* Begin Record list *
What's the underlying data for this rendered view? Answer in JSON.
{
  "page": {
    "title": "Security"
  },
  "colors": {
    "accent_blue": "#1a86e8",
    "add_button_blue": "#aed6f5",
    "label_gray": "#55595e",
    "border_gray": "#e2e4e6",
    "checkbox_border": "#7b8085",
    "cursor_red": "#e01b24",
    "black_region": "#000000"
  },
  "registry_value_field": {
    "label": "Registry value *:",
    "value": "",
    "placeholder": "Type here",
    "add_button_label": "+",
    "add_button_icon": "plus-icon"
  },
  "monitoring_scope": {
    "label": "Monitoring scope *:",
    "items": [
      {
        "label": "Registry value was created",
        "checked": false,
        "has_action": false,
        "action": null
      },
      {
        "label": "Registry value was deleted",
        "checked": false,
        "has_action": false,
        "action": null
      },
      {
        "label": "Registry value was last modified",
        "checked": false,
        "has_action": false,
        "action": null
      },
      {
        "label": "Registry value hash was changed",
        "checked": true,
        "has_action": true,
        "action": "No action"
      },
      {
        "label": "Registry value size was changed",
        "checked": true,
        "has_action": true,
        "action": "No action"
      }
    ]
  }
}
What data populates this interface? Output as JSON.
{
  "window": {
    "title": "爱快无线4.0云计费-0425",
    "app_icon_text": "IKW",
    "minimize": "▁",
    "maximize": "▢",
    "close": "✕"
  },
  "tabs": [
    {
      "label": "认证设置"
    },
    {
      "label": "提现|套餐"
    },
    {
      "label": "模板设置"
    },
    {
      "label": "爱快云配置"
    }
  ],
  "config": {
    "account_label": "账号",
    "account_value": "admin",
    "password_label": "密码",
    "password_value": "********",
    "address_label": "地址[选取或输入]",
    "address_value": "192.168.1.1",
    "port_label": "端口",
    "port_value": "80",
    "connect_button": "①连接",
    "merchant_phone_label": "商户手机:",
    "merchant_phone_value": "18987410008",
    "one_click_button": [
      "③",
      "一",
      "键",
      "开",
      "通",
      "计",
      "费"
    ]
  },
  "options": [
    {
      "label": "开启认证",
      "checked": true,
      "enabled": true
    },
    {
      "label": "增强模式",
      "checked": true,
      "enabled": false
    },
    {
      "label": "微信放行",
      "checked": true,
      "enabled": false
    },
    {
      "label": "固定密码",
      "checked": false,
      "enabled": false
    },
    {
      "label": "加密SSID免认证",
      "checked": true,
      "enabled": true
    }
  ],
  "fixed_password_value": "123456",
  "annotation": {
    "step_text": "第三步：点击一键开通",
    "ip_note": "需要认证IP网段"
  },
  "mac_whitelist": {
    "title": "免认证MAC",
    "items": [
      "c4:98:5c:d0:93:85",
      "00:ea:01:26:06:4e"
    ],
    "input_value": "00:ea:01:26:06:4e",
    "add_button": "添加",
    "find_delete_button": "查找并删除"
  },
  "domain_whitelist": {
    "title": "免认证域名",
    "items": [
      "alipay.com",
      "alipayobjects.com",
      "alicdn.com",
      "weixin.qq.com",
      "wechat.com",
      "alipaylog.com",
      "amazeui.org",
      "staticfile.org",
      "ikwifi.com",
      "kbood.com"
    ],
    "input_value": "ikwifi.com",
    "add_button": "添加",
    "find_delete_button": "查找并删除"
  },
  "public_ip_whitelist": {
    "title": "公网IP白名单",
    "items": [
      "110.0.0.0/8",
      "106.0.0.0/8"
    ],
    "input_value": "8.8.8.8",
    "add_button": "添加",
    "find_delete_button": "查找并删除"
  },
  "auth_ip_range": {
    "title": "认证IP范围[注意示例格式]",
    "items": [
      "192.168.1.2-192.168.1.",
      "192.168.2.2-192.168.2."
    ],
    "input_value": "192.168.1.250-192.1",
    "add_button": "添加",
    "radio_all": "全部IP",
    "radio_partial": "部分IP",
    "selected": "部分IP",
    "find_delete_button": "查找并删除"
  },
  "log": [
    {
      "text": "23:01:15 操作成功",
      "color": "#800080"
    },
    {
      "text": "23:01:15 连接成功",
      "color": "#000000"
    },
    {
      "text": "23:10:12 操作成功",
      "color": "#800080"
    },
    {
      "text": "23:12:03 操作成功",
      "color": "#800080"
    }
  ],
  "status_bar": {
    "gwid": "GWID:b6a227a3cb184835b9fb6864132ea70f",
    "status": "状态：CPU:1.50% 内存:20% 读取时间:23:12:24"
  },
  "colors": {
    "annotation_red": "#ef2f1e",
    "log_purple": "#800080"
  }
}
* End Record list *
Repeat the listing above without any change.

What's the underlying data for this rendered view? Answer in JSON.
{
  "page": {
    "title": "Security"
  },
  "colors": {
    "accent_blue": "#1a86e8",
    "add_button_blue": "#aed6f5",
    "label_gray": "#55595e",
    "border_gray": "#e2e4e6",
    "checkbox_border": "#7b8085",
    "cursor_red": "#e01b24",
    "black_region": "#000000"
  },
  "registry_value_field": {
    "label": "Registry value *:",
    "value": "",
    "placeholder": "Type here",
    "add_button_label": "+",
    "add_button_icon": "plus-icon"
  },
  "monitoring_scope": {
    "label": "Monitoring scope *:",
    "items": [
      {
        "label": "Registry value was created",
        "checked": false,
        "has_action": false,
        "action": null
      },
      {
        "label": "Registry value was deleted",
        "checked": false,
        "has_action": false,
        "action": null
      },
      {
        "label": "Registry value was last modified",
        "checked": false,
        "has_action": false,
        "action": null
      },
      {
        "label": "Registry value hash was changed",
        "checked": true,
        "has_action": true,
        "action": "No action"
      },
      {
        "label": "Registry value size was changed",
        "checked": true,
        "has_action": true,
        "action": "No action"
      }
    ]
  }
}
What data populates this interface? Output as JSON.
{
  "window": {
    "title": "爱快无线4.0云计费-0425",
    "app_icon_text": "IKW",
    "minimize": "▁",
    "maximize": "▢",
    "close": "✕"
  },
  "tabs": [
    {
      "label": "认证设置"
    },
    {
      "label": "提现|套餐"
    },
    {
      "label": "模板设置"
    },
    {
      "label": "爱快云配置"
    }
  ],
  "config": {
    "account_label": "账号",
    "account_value": "admin",
    "password_label": "密码",
    "password_value": "********",
    "address_label": "地址[选取或输入]",
    "address_value": "192.168.1.1",
    "port_label": "端口",
    "port_value": "80",
    "connect_button": "①连接",
    "merchant_phone_label": "商户手机:",
    "merchant_phone_value": "18987410008",
    "one_click_button": [
      "③",
      "一",
      "键",
      "开",
      "通",
      "计",
      "费"
    ]
  },
  "options": [
    {
      "label": "开启认证",
      "checked": true,
      "enabled": true
    },
    {
      "label": "增强模式",
      "checked": true,
      "enabled": false
    },
    {
      "label": "微信放行",
      "checked": true,
      "enabled": false
    },
    {
      "label": "固定密码",
      "checked": false,
      "enabled": false
    },
    {
      "label": "加密SSID免认证",
      "checked": true,
      "enabled": true
    }
  ],
  "fixed_password_value": "123456",
  "annotation": {
    "step_text": "第三步：点击一键开通",
    "ip_note": "需要认证IP网段"
  },
  "mac_whitelist": {
    "title": "免认证MAC",
    "items": [
      "c4:98:5c:d0:93:85",
      "00:ea:01:26:06:4e"
    ],
    "input_value": "00:ea:01:26:06:4e",
    "add_button": "添加",
    "find_delete_button": "查找并删除"
  },
  "domain_whitelist": {
    "title": "免认证域名",
    "items": [
      "alipay.com",
      "alipayobjects.com",
      "alicdn.com",
      "weixin.qq.com",
      "wechat.com",
      "alipaylog.com",
      "amazeui.org",
      "staticfile.org",
      "ikwifi.com",
      "kbood.com"
    ],
    "input_value": "ikwifi.com",
    "add_button": "添加",
    "find_delete_button": "查找并删除"
  },
  "public_ip_whitelist": {
    "title": "公网IP白名单",
    "items": [
      "110.0.0.0/8",
      "106.0.0.0/8"
    ],
    "input_value": "8.8.8.8",
    "add_button": "添加",
    "find_delete_button": "查找并删除"
  },
  "auth_ip_range": {
    "title": "认证IP范围[注意示例格式]",
    "items": [
      "192.168.1.2-192.168.1.",
      "192.168.2.2-192.168.2."
    ],
    "input_value": "192.168.1.250-192.1",
    "add_button": "添加",
    "radio_all": "全部IP",
    "radio_partial": "部分IP",
    "selected": "部分IP",
    "find_delete_button": "查找并删除"
  },
  "log": [
    {
      "text": "23:01:15 操作成功",
      "color": "#800080"
    },
    {
      "text": "23:01:15 连接成功",
      "color": "#000000"
    },
    {
      "text": "23:10:12 操作成功",
      "color": "#800080"
    },
    {
      "text": "23:12:03 操作成功",
      "color": "#800080"
    }
  ],
  "status_bar": {
    "gwid": "GWID:b6a227a3cb184835b9fb6864132ea70f",
    "status": "状态：CPU:1.50% 内存:20% 读取时间:23:12:24"
  },
  "colors": {
    "annotation_red": "#ef2f1e",
    "log_purple": "#800080"
  }
}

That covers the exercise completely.